• [What this task involves]
Reproduce, unchanged, the lines of the material below from the line with "425, 411, 439]" to the line with "67, 145, 82]", including both of those lines.
***** Input for this task
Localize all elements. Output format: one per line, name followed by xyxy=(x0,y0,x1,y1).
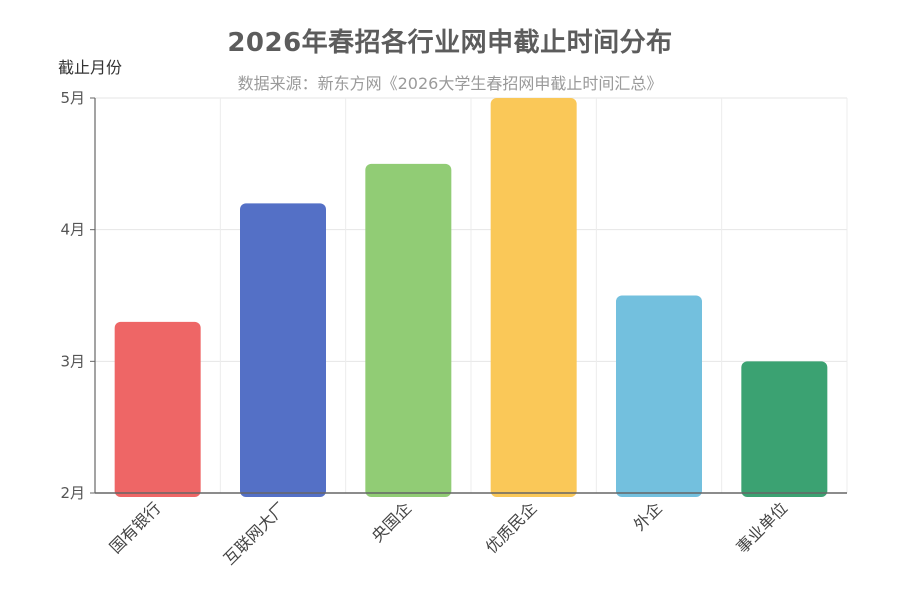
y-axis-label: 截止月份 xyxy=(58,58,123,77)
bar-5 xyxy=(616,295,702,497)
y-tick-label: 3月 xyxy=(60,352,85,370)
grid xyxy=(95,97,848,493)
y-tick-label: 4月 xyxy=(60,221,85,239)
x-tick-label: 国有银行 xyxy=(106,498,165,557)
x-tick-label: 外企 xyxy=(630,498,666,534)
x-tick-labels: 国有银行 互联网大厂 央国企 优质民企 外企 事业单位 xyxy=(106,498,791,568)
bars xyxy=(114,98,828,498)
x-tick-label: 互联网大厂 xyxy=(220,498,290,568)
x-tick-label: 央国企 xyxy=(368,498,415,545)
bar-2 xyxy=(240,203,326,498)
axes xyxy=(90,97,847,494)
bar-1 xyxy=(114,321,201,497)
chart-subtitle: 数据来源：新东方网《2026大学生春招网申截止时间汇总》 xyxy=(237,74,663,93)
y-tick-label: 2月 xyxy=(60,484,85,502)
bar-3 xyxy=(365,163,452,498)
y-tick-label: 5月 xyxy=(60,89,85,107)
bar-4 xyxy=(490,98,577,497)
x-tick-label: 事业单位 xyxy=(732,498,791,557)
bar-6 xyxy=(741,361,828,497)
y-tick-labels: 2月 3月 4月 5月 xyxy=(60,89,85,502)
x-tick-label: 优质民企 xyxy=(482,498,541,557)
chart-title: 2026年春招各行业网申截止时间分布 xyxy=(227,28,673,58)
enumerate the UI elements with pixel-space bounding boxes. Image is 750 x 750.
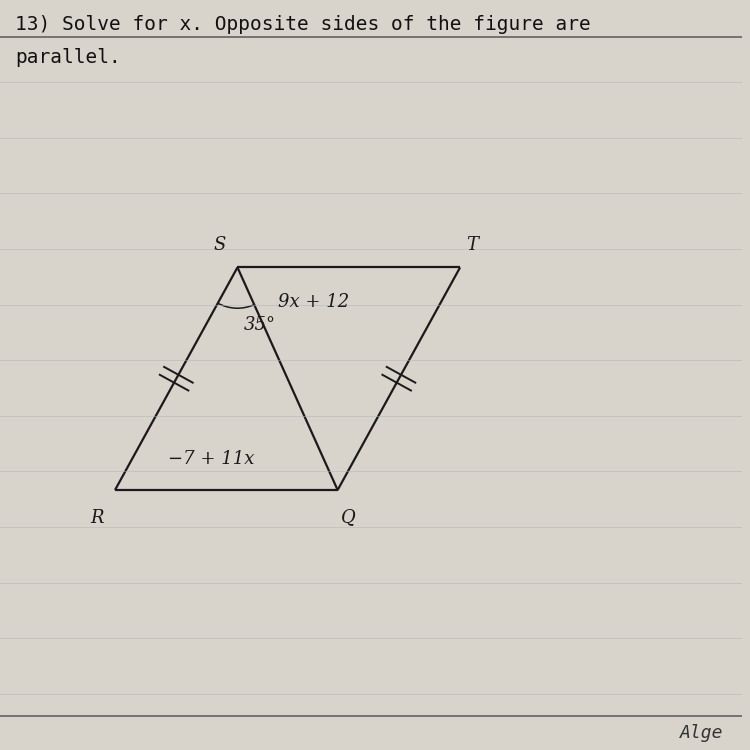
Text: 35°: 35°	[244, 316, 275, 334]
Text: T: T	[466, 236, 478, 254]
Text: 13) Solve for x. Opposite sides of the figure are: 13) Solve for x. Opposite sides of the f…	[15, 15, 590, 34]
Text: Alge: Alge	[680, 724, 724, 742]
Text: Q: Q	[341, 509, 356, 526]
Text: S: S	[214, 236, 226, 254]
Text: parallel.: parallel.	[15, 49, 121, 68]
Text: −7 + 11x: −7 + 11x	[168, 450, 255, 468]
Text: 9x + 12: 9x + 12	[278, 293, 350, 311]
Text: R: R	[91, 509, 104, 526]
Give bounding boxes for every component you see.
**********
***** Input for this task
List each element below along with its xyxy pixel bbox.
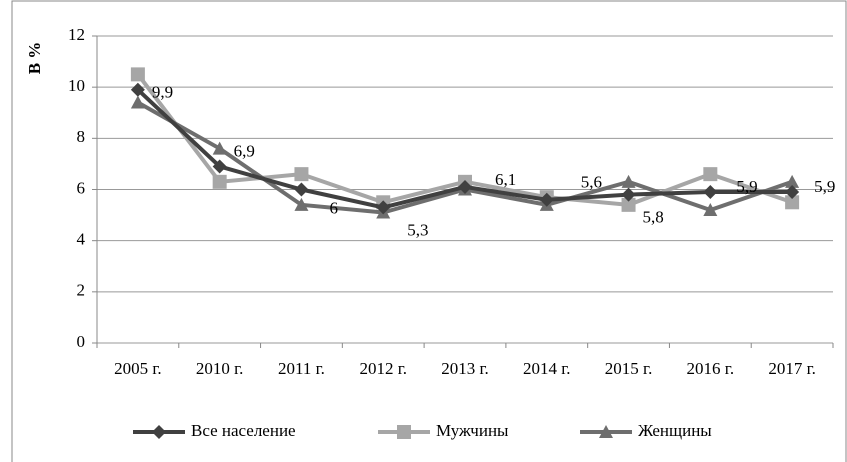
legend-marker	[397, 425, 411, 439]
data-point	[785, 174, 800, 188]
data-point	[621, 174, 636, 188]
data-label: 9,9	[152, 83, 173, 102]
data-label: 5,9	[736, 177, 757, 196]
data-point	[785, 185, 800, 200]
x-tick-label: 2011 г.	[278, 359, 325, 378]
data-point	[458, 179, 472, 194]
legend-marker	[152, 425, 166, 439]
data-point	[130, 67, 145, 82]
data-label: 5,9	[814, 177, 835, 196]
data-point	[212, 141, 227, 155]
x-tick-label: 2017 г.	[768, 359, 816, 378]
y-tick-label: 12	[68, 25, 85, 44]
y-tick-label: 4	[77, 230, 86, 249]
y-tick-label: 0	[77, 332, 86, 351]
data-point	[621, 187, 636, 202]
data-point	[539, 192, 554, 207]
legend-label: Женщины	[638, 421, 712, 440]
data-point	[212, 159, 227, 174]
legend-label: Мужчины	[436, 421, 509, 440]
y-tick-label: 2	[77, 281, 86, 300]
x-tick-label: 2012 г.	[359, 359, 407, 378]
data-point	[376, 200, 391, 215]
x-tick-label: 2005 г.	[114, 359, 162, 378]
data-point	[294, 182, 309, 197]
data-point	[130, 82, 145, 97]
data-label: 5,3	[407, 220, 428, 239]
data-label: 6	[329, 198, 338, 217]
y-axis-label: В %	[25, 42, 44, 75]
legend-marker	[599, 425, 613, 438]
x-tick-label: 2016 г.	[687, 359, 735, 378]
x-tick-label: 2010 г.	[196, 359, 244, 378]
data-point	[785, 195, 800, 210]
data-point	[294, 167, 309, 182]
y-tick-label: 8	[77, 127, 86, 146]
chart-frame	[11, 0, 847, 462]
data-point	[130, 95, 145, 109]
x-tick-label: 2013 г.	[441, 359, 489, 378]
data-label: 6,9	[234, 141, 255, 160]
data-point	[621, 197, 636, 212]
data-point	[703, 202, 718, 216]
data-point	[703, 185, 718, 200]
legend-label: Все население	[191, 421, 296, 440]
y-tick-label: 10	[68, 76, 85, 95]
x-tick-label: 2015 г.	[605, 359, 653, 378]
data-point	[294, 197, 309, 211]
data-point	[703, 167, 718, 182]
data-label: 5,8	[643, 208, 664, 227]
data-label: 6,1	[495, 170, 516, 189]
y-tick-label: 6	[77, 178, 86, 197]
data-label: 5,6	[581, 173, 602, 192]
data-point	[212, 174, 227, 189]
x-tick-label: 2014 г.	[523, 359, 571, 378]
**********
• [In response]
legend-marker	[397, 425, 411, 439]
data-point	[785, 174, 800, 188]
data-point	[621, 174, 636, 188]
data-label: 9,9	[152, 83, 173, 102]
data-label: 5,9	[736, 177, 757, 196]
data-point	[785, 185, 800, 200]
x-tick-label: 2011 г.	[278, 359, 325, 378]
data-point	[458, 179, 472, 194]
legend-marker	[152, 425, 166, 439]
data-point	[130, 67, 145, 82]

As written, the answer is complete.